**Exercise:**
From the entries below, copy every line holding the word "subtitle".
======== The records
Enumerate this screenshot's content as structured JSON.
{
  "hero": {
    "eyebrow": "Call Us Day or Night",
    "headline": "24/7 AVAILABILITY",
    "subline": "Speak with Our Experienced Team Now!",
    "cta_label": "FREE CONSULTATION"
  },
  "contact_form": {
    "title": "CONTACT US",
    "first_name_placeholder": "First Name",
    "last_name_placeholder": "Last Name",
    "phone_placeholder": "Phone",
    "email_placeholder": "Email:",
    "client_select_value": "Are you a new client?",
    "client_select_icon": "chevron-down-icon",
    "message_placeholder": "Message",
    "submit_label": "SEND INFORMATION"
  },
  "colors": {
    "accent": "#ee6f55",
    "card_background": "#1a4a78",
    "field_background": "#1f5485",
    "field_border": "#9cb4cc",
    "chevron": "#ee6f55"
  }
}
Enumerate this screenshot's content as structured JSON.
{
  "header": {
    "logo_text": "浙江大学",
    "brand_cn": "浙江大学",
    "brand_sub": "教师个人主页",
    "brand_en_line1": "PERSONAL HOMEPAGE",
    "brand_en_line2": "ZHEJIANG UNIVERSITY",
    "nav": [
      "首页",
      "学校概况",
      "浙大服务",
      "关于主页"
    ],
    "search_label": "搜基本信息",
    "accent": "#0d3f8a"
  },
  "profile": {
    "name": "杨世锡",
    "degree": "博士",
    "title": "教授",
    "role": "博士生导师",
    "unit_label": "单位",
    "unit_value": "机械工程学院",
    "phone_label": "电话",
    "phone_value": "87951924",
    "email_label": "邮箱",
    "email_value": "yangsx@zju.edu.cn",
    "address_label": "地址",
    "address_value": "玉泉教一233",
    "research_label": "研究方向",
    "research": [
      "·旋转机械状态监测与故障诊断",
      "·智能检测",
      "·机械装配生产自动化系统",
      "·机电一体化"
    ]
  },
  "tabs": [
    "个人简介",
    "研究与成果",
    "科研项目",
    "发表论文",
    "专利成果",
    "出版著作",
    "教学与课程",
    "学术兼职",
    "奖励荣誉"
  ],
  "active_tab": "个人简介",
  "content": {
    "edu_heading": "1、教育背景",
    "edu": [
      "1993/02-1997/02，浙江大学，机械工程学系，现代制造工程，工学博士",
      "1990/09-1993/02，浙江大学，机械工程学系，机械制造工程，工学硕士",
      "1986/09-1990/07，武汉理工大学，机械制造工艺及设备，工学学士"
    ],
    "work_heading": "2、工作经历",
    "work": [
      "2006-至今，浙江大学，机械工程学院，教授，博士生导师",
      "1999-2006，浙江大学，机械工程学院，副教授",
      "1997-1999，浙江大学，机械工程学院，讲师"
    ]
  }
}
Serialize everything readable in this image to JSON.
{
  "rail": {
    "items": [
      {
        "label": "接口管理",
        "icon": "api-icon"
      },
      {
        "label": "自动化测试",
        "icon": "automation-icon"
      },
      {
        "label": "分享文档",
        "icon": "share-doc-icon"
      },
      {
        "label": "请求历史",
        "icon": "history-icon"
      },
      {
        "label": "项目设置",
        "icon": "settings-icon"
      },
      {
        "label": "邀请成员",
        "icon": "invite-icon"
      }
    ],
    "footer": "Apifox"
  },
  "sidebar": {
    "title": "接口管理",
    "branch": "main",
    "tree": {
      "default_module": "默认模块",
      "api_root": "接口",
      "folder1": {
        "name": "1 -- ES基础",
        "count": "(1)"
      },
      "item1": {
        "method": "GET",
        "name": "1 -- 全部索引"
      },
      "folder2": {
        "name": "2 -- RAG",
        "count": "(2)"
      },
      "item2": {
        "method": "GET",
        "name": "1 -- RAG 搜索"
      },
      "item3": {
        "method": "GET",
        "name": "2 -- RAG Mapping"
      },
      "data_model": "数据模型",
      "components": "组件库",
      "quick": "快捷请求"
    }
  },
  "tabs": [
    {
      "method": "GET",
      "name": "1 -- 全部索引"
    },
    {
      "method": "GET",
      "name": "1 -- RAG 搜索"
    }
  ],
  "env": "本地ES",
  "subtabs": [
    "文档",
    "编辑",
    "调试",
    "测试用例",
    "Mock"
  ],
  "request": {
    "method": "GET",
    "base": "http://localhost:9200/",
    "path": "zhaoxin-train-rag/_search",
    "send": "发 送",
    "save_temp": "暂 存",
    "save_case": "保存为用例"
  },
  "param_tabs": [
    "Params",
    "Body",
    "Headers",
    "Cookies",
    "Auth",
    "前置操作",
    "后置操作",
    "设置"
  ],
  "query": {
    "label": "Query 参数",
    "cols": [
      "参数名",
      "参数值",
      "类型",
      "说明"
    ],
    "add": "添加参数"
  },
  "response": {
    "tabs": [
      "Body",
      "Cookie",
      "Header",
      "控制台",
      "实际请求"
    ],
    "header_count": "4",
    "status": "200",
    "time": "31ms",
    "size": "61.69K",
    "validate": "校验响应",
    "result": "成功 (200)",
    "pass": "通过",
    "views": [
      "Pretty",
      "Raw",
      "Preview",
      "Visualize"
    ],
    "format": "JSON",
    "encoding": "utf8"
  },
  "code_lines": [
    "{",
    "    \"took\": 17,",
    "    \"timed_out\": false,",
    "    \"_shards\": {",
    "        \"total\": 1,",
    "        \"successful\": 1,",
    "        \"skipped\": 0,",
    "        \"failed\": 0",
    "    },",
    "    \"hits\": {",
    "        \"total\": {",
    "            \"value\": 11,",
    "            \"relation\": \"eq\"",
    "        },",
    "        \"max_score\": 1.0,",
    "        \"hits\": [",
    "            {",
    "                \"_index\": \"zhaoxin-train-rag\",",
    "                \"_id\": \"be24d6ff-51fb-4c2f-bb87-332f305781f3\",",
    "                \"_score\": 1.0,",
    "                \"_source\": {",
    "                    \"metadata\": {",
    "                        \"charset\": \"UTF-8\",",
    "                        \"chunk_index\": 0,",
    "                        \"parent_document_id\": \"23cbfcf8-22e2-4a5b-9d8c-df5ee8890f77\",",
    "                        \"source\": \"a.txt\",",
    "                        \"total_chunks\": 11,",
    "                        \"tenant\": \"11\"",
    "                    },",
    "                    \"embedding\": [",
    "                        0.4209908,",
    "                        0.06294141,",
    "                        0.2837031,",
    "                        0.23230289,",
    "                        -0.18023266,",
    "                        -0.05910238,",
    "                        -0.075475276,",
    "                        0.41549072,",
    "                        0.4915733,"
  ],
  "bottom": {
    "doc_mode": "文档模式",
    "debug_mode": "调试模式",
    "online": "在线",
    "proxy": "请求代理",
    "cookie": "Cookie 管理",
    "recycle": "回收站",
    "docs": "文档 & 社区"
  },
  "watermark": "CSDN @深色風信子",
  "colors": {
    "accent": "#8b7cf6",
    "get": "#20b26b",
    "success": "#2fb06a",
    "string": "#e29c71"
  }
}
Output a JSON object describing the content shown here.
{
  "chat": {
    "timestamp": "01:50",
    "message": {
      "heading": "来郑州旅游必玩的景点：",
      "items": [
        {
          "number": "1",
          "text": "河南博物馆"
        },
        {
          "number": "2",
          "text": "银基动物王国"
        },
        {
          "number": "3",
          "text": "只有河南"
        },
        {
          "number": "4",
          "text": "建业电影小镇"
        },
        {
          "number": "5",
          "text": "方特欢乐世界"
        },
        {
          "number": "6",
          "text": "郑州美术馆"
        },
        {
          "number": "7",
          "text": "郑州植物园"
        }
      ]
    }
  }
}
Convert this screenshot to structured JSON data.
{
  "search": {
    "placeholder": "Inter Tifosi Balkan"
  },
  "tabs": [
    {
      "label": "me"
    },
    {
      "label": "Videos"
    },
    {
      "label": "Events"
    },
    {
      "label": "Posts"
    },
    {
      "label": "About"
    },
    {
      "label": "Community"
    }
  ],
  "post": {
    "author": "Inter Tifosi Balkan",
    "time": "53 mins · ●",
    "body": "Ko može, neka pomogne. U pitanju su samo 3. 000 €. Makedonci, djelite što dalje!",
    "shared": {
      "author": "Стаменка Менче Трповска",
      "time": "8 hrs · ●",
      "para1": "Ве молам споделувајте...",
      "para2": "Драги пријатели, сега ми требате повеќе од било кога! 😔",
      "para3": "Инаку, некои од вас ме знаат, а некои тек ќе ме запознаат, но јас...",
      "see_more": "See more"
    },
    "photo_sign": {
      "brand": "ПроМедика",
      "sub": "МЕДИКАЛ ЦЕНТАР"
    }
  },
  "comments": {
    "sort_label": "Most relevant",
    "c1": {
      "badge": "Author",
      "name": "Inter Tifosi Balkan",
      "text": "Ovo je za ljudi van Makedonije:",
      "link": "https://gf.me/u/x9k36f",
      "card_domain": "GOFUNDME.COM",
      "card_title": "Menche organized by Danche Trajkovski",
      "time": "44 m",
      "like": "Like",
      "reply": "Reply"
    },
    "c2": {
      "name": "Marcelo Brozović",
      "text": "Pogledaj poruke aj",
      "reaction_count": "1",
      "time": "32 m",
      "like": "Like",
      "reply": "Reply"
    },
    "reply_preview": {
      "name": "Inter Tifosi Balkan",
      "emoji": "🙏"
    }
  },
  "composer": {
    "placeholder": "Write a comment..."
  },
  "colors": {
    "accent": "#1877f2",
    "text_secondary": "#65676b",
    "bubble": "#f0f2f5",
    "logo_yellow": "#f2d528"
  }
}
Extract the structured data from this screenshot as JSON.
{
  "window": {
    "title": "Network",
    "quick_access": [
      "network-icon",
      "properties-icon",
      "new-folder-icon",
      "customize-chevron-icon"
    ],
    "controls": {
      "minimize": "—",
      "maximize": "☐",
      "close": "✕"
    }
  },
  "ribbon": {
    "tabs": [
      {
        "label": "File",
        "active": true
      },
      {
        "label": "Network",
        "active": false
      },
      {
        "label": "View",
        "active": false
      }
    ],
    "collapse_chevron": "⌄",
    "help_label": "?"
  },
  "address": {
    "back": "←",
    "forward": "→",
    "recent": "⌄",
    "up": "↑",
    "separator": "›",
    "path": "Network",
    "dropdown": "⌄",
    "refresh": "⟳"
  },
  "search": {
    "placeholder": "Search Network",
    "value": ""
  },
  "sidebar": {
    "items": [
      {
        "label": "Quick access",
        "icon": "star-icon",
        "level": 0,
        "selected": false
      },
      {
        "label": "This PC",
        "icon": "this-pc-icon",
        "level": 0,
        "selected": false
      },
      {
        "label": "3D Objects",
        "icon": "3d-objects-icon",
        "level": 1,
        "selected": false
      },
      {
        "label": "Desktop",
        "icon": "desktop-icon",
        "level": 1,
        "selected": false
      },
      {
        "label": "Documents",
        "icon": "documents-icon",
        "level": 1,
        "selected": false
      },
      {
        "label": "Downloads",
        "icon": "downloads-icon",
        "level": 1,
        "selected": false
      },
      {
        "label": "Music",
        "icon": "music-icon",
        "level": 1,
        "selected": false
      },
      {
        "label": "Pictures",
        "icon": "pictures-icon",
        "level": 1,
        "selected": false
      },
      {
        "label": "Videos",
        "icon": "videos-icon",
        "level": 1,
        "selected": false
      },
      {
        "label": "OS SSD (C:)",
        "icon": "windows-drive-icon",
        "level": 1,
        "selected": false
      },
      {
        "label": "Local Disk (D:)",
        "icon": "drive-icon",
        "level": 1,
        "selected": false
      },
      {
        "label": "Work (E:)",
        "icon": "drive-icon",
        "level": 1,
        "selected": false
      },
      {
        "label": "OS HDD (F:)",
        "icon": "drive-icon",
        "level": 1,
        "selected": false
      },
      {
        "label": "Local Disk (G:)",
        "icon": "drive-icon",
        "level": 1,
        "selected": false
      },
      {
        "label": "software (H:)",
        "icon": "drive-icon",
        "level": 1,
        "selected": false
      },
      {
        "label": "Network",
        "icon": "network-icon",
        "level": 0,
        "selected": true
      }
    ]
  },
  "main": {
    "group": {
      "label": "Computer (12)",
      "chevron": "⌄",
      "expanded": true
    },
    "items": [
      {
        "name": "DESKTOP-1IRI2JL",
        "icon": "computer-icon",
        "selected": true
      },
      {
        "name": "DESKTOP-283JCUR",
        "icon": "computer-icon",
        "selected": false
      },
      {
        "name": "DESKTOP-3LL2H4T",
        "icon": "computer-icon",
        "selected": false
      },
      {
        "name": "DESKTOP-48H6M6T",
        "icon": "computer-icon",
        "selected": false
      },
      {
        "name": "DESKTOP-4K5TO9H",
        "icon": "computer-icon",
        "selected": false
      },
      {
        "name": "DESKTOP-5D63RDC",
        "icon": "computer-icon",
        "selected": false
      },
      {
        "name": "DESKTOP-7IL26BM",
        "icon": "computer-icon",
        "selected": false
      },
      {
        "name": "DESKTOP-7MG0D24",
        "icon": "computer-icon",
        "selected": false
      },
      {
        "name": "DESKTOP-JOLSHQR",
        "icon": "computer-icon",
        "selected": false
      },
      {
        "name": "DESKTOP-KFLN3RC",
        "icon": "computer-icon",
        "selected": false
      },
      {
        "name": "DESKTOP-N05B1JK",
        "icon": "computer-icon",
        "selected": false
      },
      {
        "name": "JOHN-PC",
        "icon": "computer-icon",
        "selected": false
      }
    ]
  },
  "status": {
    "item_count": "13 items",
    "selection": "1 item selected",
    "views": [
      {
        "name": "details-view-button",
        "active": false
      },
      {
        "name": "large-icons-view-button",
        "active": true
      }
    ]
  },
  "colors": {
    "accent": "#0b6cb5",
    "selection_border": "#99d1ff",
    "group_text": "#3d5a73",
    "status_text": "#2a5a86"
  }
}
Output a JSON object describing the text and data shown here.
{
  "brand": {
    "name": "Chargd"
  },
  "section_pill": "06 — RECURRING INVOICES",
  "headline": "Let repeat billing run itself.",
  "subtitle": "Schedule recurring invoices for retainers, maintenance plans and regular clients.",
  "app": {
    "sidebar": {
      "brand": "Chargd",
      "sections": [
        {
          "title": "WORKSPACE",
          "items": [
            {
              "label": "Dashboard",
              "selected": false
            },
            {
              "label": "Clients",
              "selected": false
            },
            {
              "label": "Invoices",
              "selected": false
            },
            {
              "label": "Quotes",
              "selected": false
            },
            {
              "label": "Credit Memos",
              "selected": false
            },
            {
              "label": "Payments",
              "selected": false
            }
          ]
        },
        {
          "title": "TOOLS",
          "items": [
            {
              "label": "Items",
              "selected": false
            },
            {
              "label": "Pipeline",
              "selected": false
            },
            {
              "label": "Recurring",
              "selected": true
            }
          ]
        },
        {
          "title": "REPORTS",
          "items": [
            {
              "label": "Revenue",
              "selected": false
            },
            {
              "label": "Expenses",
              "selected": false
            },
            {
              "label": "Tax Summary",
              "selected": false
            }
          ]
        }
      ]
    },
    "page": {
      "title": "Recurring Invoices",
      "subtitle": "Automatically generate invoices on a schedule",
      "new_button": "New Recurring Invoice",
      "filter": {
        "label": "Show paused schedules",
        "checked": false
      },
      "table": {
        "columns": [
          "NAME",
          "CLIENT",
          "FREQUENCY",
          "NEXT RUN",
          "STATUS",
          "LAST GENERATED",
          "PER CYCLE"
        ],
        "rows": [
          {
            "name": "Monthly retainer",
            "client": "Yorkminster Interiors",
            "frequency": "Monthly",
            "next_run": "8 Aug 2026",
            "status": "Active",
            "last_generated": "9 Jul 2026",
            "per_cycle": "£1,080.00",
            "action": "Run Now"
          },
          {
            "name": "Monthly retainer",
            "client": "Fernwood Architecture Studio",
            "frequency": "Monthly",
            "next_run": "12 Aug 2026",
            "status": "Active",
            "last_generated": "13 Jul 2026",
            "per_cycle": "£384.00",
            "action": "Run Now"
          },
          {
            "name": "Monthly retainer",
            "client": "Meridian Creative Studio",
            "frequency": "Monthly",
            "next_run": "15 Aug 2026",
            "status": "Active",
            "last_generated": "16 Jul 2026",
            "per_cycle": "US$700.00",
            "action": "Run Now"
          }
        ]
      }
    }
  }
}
================
**Correct output:**
  "subtitle": "Schedule recurring invoices for retainers, maintenance plans and regular clients.",
      "subtitle": "Automatically generate invoices on a schedule",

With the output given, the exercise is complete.